Records for processing:
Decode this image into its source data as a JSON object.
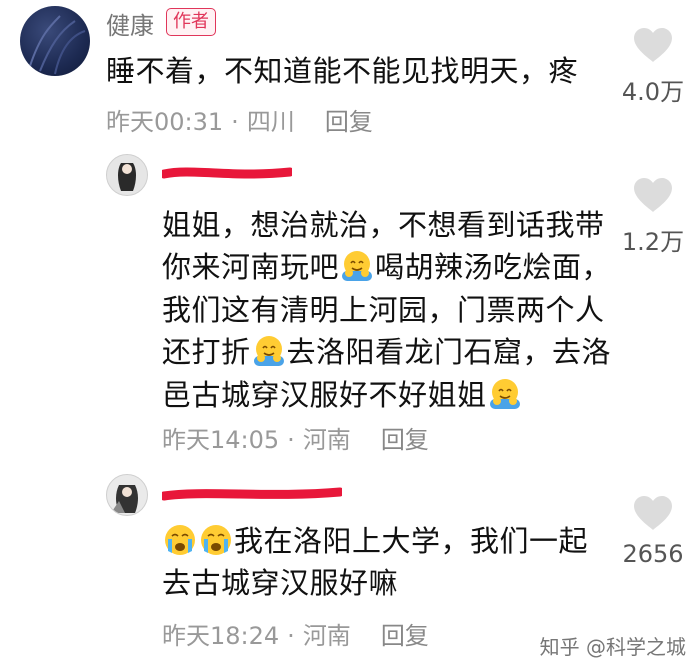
{
  "comments": [
    {
      "username": "健康",
      "badge": "作者",
      "text": "睡不着，不知道能不能见找明天，疼",
      "time": "昨天00:31",
      "location": "四川",
      "reply": "回复",
      "likes": "4.0万"
    },
    {
      "line1": "姐姐，想治就治，不想看到话我带",
      "line2a": "你来河南玩吧",
      "line2b": "喝胡辣汤吃烩面，",
      "line3": "我们这有清明上河园，门票两个人",
      "line4a": "还打折",
      "line4b": "去洛阳看龙门石窟，去洛",
      "line5": "邑古城穿汉服好不好姐姐",
      "time": "昨天14:05",
      "location": "河南",
      "reply": "回复",
      "likes": "1.2万"
    },
    {
      "line1": "我在洛阳上大学，我们一起",
      "line2": "去古城穿汉服好嘛",
      "time": "昨天18:24",
      "location": "河南",
      "reply": "回复",
      "likes": "2656"
    }
  ],
  "watermark": "知乎 @科学之城",
  "icons": {
    "like": "heart-icon",
    "hug_emoji": "hugging-face-emoji",
    "cry_emoji": "crying-face-emoji"
  },
  "colors": {
    "badge": "#e0365a",
    "redaction": "#e8173a",
    "meta": "#999999"
  }
}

The task:
In the records above, find the lines containing "time" and copy them.

Result below:
      "time": "昨天00:31",
      "time": "昨天14:05",
      "time": "昨天18:24",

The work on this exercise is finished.